--- GOAL OF THE EXERCISE ---
Output the listing below verbatim from its first line through the line containing "x-tick-label: 4 [207,385,214,400]", with both of those lines included.

--- DATA SHOWN ---

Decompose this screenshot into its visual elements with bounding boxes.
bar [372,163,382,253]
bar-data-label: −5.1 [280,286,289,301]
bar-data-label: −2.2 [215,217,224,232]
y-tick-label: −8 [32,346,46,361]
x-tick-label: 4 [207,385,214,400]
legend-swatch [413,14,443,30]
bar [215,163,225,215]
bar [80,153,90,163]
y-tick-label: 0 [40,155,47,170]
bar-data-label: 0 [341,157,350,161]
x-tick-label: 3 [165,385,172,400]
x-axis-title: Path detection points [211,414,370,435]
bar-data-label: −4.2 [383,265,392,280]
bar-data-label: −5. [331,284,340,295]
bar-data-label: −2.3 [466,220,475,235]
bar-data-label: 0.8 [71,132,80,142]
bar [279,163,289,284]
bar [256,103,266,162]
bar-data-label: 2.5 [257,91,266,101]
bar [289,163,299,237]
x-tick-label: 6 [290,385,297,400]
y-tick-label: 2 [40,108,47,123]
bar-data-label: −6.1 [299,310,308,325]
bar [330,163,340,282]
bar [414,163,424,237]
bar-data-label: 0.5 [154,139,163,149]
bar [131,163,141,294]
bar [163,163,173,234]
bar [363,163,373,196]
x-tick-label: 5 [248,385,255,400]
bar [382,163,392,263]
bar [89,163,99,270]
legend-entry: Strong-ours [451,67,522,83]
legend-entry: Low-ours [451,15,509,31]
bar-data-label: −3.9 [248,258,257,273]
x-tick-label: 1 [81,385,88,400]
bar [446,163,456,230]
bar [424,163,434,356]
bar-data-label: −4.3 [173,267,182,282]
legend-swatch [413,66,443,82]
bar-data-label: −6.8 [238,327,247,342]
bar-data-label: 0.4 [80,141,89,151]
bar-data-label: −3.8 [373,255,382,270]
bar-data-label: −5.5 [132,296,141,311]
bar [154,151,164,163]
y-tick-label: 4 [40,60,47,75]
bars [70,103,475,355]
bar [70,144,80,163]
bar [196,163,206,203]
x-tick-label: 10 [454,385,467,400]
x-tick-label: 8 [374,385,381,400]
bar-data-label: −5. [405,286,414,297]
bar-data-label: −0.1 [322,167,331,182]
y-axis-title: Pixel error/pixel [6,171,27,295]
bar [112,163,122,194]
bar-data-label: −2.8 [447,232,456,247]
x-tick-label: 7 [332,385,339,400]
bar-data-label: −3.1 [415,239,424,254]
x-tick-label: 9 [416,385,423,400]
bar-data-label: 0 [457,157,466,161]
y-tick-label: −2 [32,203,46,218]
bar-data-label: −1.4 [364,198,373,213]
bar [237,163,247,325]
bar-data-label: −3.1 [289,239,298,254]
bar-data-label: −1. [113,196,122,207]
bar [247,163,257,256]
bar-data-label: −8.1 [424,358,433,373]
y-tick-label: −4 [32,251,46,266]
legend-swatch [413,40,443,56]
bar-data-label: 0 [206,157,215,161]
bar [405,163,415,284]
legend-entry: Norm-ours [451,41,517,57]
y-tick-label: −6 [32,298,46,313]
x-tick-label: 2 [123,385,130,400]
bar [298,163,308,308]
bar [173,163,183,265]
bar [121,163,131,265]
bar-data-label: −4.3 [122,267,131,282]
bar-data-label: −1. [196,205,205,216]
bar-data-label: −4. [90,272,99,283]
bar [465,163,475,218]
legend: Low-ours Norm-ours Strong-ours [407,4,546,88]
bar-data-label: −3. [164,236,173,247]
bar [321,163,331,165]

--- COMPLETE OUTPUT ---
Decompose this screenshot into its visual elements with bounding boxes.
bar [372,163,382,253]
bar-data-label: −5.1 [280,286,289,301]
bar-data-label: −2.2 [215,217,224,232]
y-tick-label: −8 [32,346,46,361]
x-tick-label: 4 [207,385,214,400]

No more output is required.